[Start Data shown]
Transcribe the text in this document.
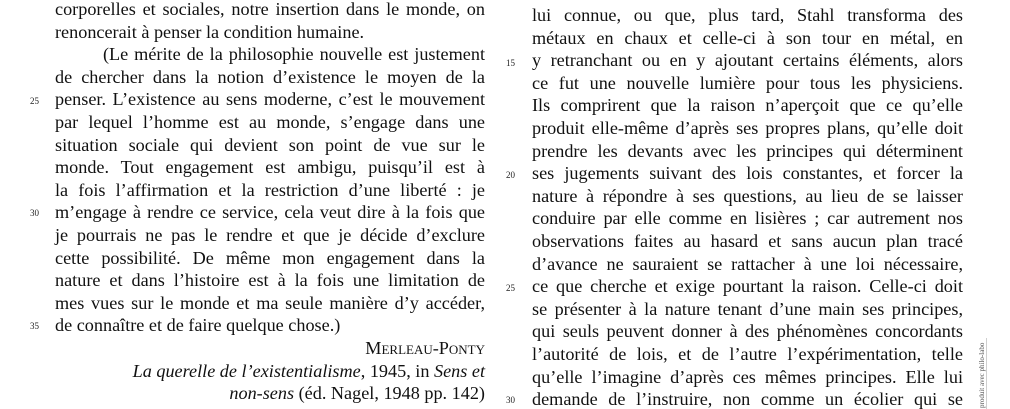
corporelles et sociales, notre insertion dans le monde, on
renoncerait à penser la condition humaine.
(Le mérite de la philosophie nouvelle est justement
de chercher dans la notion d’existence le moyen de la
penser. L’existence au sens moderne, c’est le mouvement
par lequel l’homme est au monde, s’engage dans une
situation sociale qui devient son point de vue sur le
monde. Tout engagement est ambigu, puisqu’il est à
la fois l’affirmation et la restriction d’une liberté : je
m’engage à rendre ce service, cela veut dire à la fois que
je pourrais ne pas le rendre et que je décide d’exclure
cette possibilité. De même mon engagement dans la
nature et dans l’histoire est à la fois une limitation de
mes vues sur le monde et ma seule manière d’y accéder,
de connaître et de faire quelque chose.)
Merleau-Ponty
La querelle de l’existentialisme, 1945, in Sens et
non-sens (éd. Nagel, 1948 pp. 142)
25
30
35
lui connue, ou que, plus tard, Stahl transforma des
métaux en chaux et celle-ci à son tour en métal, en
y retranchant ou en y ajoutant certains éléments, alors
ce fut une nouvelle lumière pour tous les physiciens.
Ils comprirent que la raison n’aperçoit que ce qu’elle
produit elle-même d’après ses propres plans, qu’elle doit
prendre les devants avec les principes qui déterminent
ses jugements suivant des lois constantes, et forcer la
nature à répondre à ses questions, au lieu de se laisser
conduire par elle comme en lisières ; car autrement nos
observations faites au hasard et sans aucun plan tracé
d’avance ne sauraient se rattacher à une loi nécessaire,
ce que cherche et exige pourtant la raison. Celle-ci doit
se présenter à la nature tenant d’une main ses principes,
qui seuls peuvent donner à des phénomènes concordants
l’autorité de lois, et de l’autre l’expérimentation, telle
qu’elle l’imagine d’après ces mêmes principes. Elle lui
demande de l’instruire, non comme un écolier qui se
15
20
25
30	produit avec philo-labo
[End Data shown]
◆ **Problem description**: Copy out all the data without changing anything, and drop the pictures.

◆ **Task result**:
Transcribe the text in this document.
corporelles et sociales, notre insertion dans le monde, on
renoncerait à penser la condition humaine.
(Le mérite de la philosophie nouvelle est justement
de chercher dans la notion d’existence le moyen de la
penser. L’existence au sens moderne, c’est le mouvement
par lequel l’homme est au monde, s’engage dans une
situation sociale qui devient son point de vue sur le
monde. Tout engagement est ambigu, puisqu’il est à
la fois l’affirmation et la restriction d’une liberté : je
m’engage à rendre ce service, cela veut dire à la fois que
je pourrais ne pas le rendre et que je décide d’exclure
cette possibilité. De même mon engagement dans la
nature et dans l’histoire est à la fois une limitation de
mes vues sur le monde et ma seule manière d’y accéder,
de connaître et de faire quelque chose.)
Merleau-Ponty
La querelle de l’existentialisme, 1945, in Sens et
non-sens (éd. Nagel, 1948 pp. 142)
25
30
35
lui connue, ou que, plus tard, Stahl transforma des
métaux en chaux et celle-ci à son tour en métal, en
y retranchant ou en y ajoutant certains éléments, alors
ce fut une nouvelle lumière pour tous les physiciens.
Ils comprirent que la raison n’aperçoit que ce qu’elle
produit elle-même d’après ses propres plans, qu’elle doit
prendre les devants avec les principes qui déterminent
ses jugements suivant des lois constantes, et forcer la
nature à répondre à ses questions, au lieu de se laisser
conduire par elle comme en lisières ; car autrement nos
observations faites au hasard et sans aucun plan tracé
d’avance ne sauraient se rattacher à une loi nécessaire,
ce que cherche et exige pourtant la raison. Celle-ci doit
se présenter à la nature tenant d’une main ses principes,
qui seuls peuvent donner à des phénomènes concordants
l’autorité de lois, et de l’autre l’expérimentation, telle
qu’elle l’imagine d’après ces mêmes principes. Elle lui
demande de l’instruire, non comme un écolier qui se
15
20
25
30	produit avec philo-labo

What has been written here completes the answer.